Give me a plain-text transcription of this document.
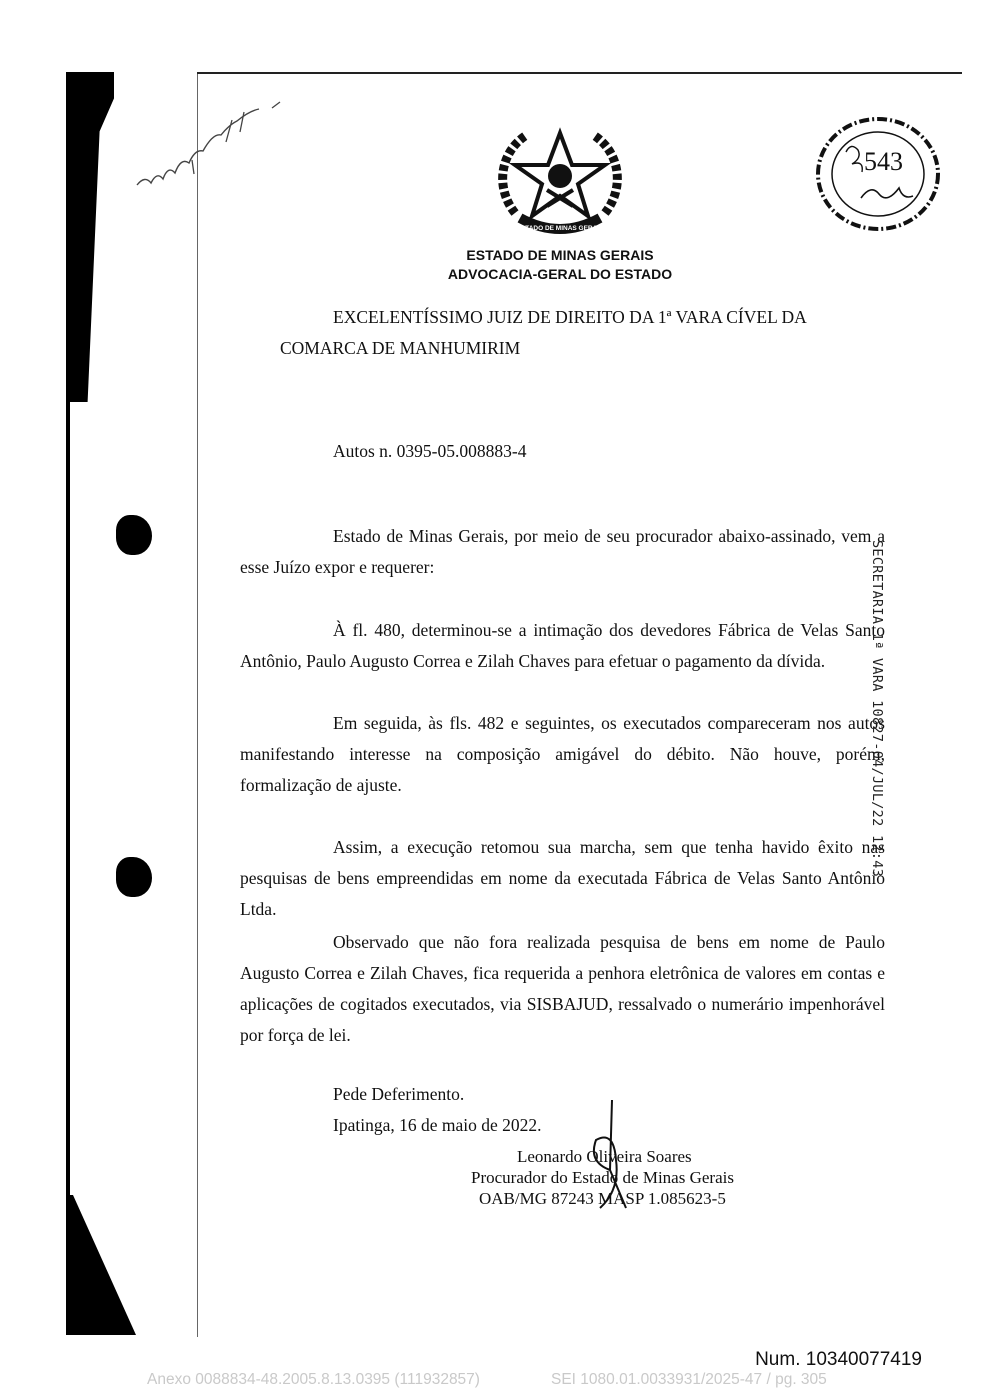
ESTADO DE MINAS GERAIS
ESTADO DE MINAS GERAIS
ADVOCACIA-GERAL DO ESTADO
543
EXCELENTÍSSIMO JUIZ DE DIREITO DA 1ª VARA CÍVEL DA
COMARCA DE MANHUMIRIM
Autos n. 0395-05.008883-4
Estado de Minas Gerais, por meio de seu procurador abaixo-assinado, vem a esse Juízo expor e requerer:
À fl. 480, determinou-se a intimação dos devedores Fábrica de Velas Santo Antônio, Paulo Augusto Correa e Zilah Chaves para efetuar o pagamento da dívida.
Em seguida, às fls. 482 e seguintes, os executados compareceram nos autos manifestando interesse na composição amigável do débito. Não houve, porém, formalização de ajuste.
Assim, a execução retomou sua marcha, sem que tenha havido êxito nas pesquisas de bens empreendidas em nome da executada Fábrica de Velas Santo Antônio Ltda.
Observado que não fora realizada pesquisa de bens em nome de Paulo Augusto Correa e Zilah Chaves, fica requerida a penhora eletrônica de valores em contas e aplicações de cogitados executados, via SISBAJUD, ressalvado o numerário impenhorável por força de lei.
Pede Deferimento.
Ipatinga, 16 de maio de 2022.
Leonardo Oliveira Soares
Procurador do Estado de Minas Gerais
OAB/MG 87243 MASP 1.085623-5
SECRETARIA 1ª VARA 10827-04/JUL/22 12:43
Num. 10340077419
Anexo 0088834-48.2005.8.13.0395 (111932857)	SEI 1080.01.0033931/2025-47 / pg. 305
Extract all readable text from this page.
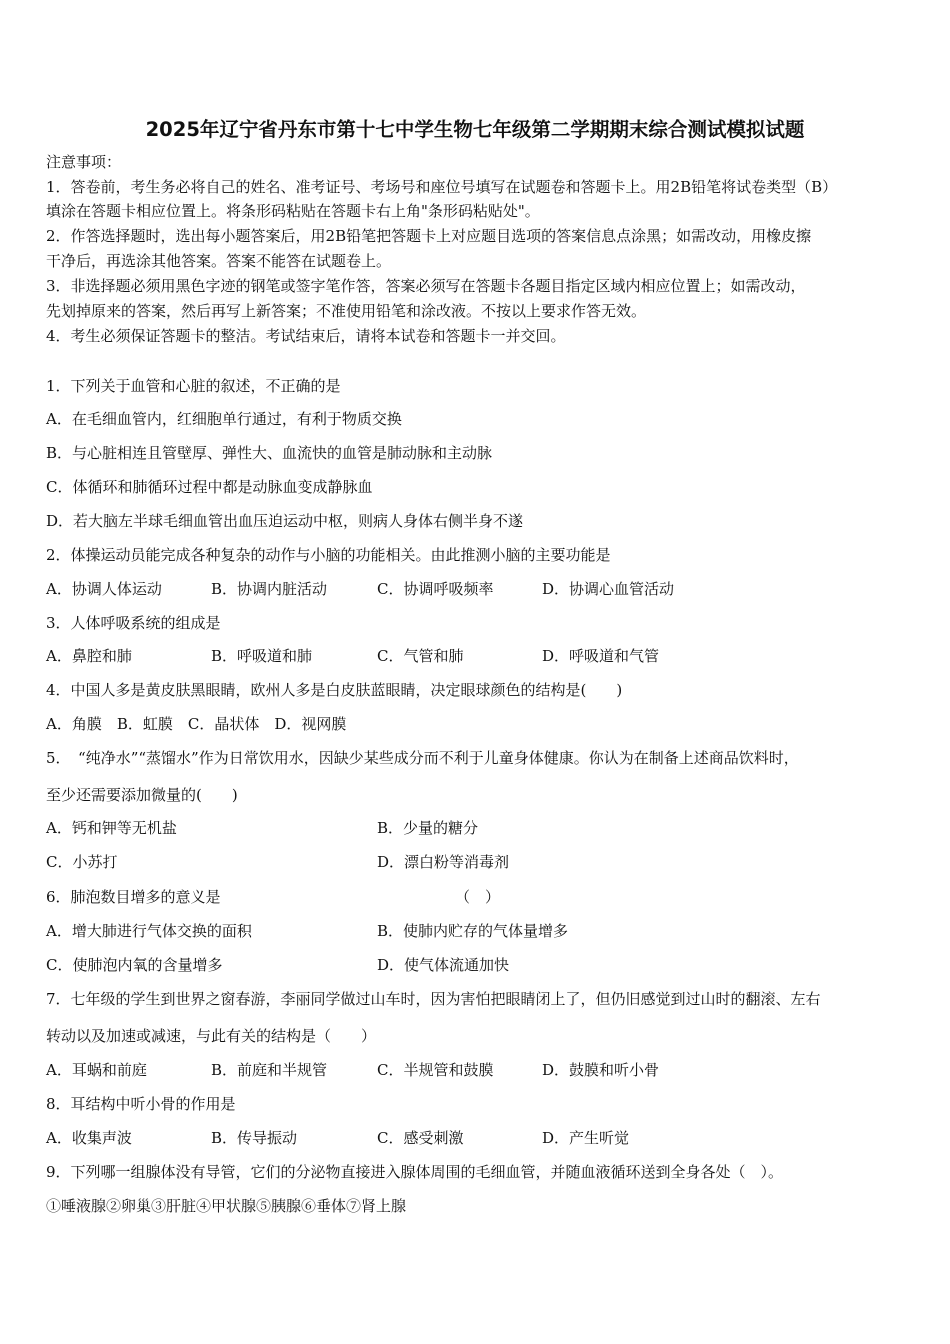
2025年辽宁省丹东市第十七中学生物七年级第二学期期末综合测试模拟试题
注意事项：
1．答卷前，考生务必将自己的姓名、准考证号、考场号和座位号填写在试题卷和答题卡上。用2B铅笔将试卷类型（B）
填涂在答题卡相应位置上。将条形码粘贴在答题卡右上角"条形码粘贴处"。
2．作答选择题时，选出每小题答案后，用2B铅笔把答题卡上对应题目选项的答案信息点涂黑；如需改动，用橡皮擦
干净后，再选涂其他答案。答案不能答在试题卷上。
3．非选择题必须用黑色字迹的钢笔或签字笔作答，答案必须写在答题卡各题目指定区域内相应位置上；如需改动，
先划掉原来的答案，然后再写上新答案；不准使用铅笔和涂改液。不按以上要求作答无效。
4．考生必须保证答题卡的整洁。考试结束后，请将本试卷和答题卡一并交回。
1．下列关于血管和心脏的叙述，不正确的是
A．在毛细血管内，红细胞单行通过，有利于物质交换
B．与心脏相连且管壁厚、弹性大、血流快的血管是肺动脉和主动脉
C．体循环和肺循环过程中都是动脉血变成静脉血
D．若大脑左半球毛细血管出血压迫运动中枢，则病人身体右侧半身不遂
2．体操运动员能完成各种复杂的动作与小脑的功能相关。由此推测小脑的主要功能是
A．协调人体运动	B．协调内脏活动	C．协调呼吸频率	D．协调心血管活动
3．人体呼吸系统的组成是
A．鼻腔和肺	B．呼吸道和肺	C．气管和肺	D．呼吸道和气管
4．中国人多是黄皮肤黑眼睛，欧州人多是白皮肤蓝眼睛，决定眼球颜色的结构是(　　)
A．角膜　B．虹膜　C．晶状体　D．视网膜
5．　“纯净水”“蒸馏水”作为日常饮用水，因缺少某些成分而不利于儿童身体健康。你认为在制备上述商品饮料时，
至少还需要添加微量的(　　)
A．钙和钾等无机盐	B．少量的糖分
C．小苏打	D．漂白粉等消毒剂
6．肺泡数目增多的意义是	（　）
A．增大肺进行气体交换的面积	B．使肺内贮存的气体量增多
C．使肺泡内氧的含量增多	D．使气体流通加快
7．七年级的学生到世界之窗春游，李丽同学做过山车时，因为害怕把眼睛闭上了，但仍旧感觉到过山时的翻滚、左右
转动以及加速或减速，与此有关的结构是（　　）
A．耳蜗和前庭	B．前庭和半规管	C．半规管和鼓膜	D．鼓膜和听小骨
8．耳结构中听小骨的作用是
A．收集声波	B．传导振动	C．感受刺激	D．产生听觉
9．下列哪一组腺体没有导管，它们的分泌物直接进入腺体周围的毛细血管，并随血液循环送到全身各处（　）。
①唾液腺②卵巢③肝脏④甲状腺⑤胰腺⑥垂体⑦肾上腺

» **What the exercise asks**
Except for the pictures, reproduce every line exactly.

» **Written reply**
Give me a plain-text transcription of this document.
ESTADO DE MINAS GERAIS
ESTADO DE MINAS GERAIS
ADVOCACIA-GERAL DO ESTADO
543
EXCELENTÍSSIMO JUIZ DE DIREITO DA 1ª VARA CÍVEL DA
COMARCA DE MANHUMIRIM
Autos n. 0395-05.008883-4
Estado de Minas Gerais, por meio de seu procurador abaixo-assinado, vem a esse Juízo expor e requerer:
À fl. 480, determinou-se a intimação dos devedores Fábrica de Velas Santo Antônio, Paulo Augusto Correa e Zilah Chaves para efetuar o pagamento da dívida.
Em seguida, às fls. 482 e seguintes, os executados compareceram nos autos manifestando interesse na composição amigável do débito. Não houve, porém, formalização de ajuste.
Assim, a execução retomou sua marcha, sem que tenha havido êxito nas pesquisas de bens empreendidas em nome da executada Fábrica de Velas Santo Antônio Ltda.
Observado que não fora realizada pesquisa de bens em nome de Paulo Augusto Correa e Zilah Chaves, fica requerida a penhora eletrônica de valores em contas e aplicações de cogitados executados, via SISBAJUD, ressalvado o numerário impenhorável por força de lei.
Pede Deferimento.
Ipatinga, 16 de maio de 2022.
Leonardo Oliveira Soares
Procurador do Estado de Minas Gerais
OAB/MG 87243 MASP 1.085623-5
SECRETARIA 1ª VARA 10827-04/JUL/22 12:43
Num. 10340077419
Anexo 0088834-48.2005.8.13.0395 (111932857)	SEI 1080.01.0033931/2025-47 / pg. 305
Extract all readable text from this page.
2025年辽宁省丹东市第十七中学生物七年级第二学期期末综合测试模拟试题
注意事项：
1．答卷前，考生务必将自己的姓名、准考证号、考场号和座位号填写在试题卷和答题卡上。用2B铅笔将试卷类型（B）
填涂在答题卡相应位置上。将条形码粘贴在答题卡右上角"条形码粘贴处"。
2．作答选择题时，选出每小题答案后，用2B铅笔把答题卡上对应题目选项的答案信息点涂黑；如需改动，用橡皮擦
干净后，再选涂其他答案。答案不能答在试题卷上。
3．非选择题必须用黑色字迹的钢笔或签字笔作答，答案必须写在答题卡各题目指定区域内相应位置上；如需改动，
先划掉原来的答案，然后再写上新答案；不准使用铅笔和涂改液。不按以上要求作答无效。
4．考生必须保证答题卡的整洁。考试结束后，请将本试卷和答题卡一并交回。
1．下列关于血管和心脏的叙述，不正确的是
A．在毛细血管内，红细胞单行通过，有利于物质交换
B．与心脏相连且管壁厚、弹性大、血流快的血管是肺动脉和主动脉
C．体循环和肺循环过程中都是动脉血变成静脉血
D．若大脑左半球毛细血管出血压迫运动中枢，则病人身体右侧半身不遂
2．体操运动员能完成各种复杂的动作与小脑的功能相关。由此推测小脑的主要功能是
A．协调人体运动	B．协调内脏活动	C．协调呼吸频率	D．协调心血管活动
3．人体呼吸系统的组成是
A．鼻腔和肺	B．呼吸道和肺	C．气管和肺	D．呼吸道和气管
4．中国人多是黄皮肤黑眼睛，欧州人多是白皮肤蓝眼睛，决定眼球颜色的结构是(　　)
A．角膜　B．虹膜　C．晶状体　D．视网膜
5．　“纯净水”“蒸馏水”作为日常饮用水，因缺少某些成分而不利于儿童身体健康。你认为在制备上述商品饮料时，
至少还需要添加微量的(　　)
A．钙和钾等无机盐	B．少量的糖分
C．小苏打	D．漂白粉等消毒剂
6．肺泡数目增多的意义是	（　）
A．增大肺进行气体交换的面积	B．使肺内贮存的气体量增多
C．使肺泡内氧的含量增多	D．使气体流通加快
7．七年级的学生到世界之窗春游，李丽同学做过山车时，因为害怕把眼睛闭上了，但仍旧感觉到过山时的翻滚、左右
转动以及加速或减速，与此有关的结构是（　　）
A．耳蜗和前庭	B．前庭和半规管	C．半规管和鼓膜	D．鼓膜和听小骨
8．耳结构中听小骨的作用是
A．收集声波	B．传导振动	C．感受刺激	D．产生听觉
9．下列哪一组腺体没有导管，它们的分泌物直接进入腺体周围的毛细血管，并随血液循环送到全身各处（　）。
①唾液腺②卵巢③肝脏④甲状腺⑤胰腺⑥垂体⑦肾上腺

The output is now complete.